Collected data

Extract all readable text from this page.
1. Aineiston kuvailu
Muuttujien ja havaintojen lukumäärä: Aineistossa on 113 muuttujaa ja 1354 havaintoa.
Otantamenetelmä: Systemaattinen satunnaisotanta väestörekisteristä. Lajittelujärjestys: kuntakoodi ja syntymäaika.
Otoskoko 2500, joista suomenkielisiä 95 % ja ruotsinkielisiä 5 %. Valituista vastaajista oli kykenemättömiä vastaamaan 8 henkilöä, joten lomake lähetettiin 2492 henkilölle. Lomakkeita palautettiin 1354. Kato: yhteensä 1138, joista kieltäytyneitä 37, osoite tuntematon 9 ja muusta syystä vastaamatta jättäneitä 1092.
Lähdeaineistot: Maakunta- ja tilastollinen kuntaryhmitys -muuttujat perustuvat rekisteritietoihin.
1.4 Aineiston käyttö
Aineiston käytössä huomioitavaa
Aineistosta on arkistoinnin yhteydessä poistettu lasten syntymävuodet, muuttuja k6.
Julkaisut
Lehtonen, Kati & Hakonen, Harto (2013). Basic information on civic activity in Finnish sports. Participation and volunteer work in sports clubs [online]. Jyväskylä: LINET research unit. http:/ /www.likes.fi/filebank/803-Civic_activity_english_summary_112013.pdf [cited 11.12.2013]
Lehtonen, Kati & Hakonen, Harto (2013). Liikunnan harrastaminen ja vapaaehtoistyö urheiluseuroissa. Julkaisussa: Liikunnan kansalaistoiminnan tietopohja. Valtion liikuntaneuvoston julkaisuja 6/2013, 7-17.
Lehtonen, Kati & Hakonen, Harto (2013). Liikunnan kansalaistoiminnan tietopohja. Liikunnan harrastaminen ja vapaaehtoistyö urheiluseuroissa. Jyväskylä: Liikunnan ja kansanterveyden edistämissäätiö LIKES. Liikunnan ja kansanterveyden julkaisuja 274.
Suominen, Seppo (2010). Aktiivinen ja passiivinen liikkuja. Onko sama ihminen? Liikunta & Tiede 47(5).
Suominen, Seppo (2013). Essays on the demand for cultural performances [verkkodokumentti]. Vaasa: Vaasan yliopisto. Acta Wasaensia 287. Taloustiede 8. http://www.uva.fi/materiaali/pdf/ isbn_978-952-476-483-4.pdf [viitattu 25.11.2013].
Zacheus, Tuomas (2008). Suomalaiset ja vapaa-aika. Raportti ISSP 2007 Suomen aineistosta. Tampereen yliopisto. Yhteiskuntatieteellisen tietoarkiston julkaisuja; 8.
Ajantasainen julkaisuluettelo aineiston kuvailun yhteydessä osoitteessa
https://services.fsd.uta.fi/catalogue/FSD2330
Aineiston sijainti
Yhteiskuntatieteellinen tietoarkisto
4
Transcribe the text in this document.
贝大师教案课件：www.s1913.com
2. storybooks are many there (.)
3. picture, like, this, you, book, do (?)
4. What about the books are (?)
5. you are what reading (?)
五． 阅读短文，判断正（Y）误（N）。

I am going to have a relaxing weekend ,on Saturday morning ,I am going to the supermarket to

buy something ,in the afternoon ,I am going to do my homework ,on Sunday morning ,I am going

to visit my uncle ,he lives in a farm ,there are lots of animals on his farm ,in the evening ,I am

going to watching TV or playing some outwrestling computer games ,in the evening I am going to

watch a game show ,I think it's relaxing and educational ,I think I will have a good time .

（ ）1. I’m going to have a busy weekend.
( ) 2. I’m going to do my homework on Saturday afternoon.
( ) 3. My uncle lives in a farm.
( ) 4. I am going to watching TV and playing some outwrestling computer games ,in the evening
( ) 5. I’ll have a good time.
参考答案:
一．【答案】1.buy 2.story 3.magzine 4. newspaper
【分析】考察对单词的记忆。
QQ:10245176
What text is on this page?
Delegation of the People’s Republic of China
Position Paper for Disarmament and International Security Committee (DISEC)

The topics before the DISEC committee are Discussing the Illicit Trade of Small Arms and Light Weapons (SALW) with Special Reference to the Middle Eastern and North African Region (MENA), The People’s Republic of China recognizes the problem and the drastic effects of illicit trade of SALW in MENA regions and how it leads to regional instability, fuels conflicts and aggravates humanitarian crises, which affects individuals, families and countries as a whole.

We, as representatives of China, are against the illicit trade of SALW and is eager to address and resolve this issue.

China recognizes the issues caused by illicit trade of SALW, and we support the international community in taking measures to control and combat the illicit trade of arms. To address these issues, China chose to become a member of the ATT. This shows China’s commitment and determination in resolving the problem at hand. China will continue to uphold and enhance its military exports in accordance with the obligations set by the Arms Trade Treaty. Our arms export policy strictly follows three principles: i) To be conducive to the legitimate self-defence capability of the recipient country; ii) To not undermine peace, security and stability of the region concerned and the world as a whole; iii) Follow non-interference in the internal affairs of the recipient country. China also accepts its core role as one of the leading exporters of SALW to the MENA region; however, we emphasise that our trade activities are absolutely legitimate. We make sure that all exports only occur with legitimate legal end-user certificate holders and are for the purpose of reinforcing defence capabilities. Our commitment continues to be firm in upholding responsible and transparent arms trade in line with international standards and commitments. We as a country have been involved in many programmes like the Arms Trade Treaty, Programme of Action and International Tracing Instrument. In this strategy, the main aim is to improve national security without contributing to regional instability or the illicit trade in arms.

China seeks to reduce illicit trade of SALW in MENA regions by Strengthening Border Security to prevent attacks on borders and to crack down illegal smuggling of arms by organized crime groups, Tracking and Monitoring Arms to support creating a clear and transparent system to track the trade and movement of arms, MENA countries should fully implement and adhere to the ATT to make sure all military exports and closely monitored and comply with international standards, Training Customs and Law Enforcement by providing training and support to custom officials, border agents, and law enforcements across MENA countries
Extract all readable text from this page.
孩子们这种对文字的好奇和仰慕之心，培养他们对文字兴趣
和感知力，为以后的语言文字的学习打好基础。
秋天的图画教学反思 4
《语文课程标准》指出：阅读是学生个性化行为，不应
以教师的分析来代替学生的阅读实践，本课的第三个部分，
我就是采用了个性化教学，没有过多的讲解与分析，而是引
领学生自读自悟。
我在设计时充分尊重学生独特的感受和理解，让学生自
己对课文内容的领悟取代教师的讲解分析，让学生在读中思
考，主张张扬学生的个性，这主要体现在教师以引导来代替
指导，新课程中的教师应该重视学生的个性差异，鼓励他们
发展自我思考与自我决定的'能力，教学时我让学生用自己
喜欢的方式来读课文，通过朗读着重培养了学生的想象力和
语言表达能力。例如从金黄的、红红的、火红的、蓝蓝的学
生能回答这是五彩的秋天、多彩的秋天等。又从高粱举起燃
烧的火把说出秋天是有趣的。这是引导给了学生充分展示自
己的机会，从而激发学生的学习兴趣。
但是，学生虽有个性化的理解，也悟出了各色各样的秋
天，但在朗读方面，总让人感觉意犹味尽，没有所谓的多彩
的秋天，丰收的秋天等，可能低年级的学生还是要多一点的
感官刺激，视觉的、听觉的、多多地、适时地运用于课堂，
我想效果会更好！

- What the task requires -
Search the records for the word "yliopisto", then list every line that has it.

- Result of this exercise -
Suominen, Seppo (2013). Essays on the demand for cultural performances [verkkodokumentti]. Vaasa: Vaasan yliopisto. Acta Wasaensia 287. Taloustiede 8. http://www.uva.fi/materiaali/pdf/ isbn_978-952-476-483-4.pdf [viitattu 25.11.2013].
Zacheus, Tuomas (2008). Suomalaiset ja vapaa-aika. Raportti ISSP 2007 Suomen aineistosta. Tampereen yliopisto. Yhteiskuntatieteellisen tietoarkiston julkaisuja; 8.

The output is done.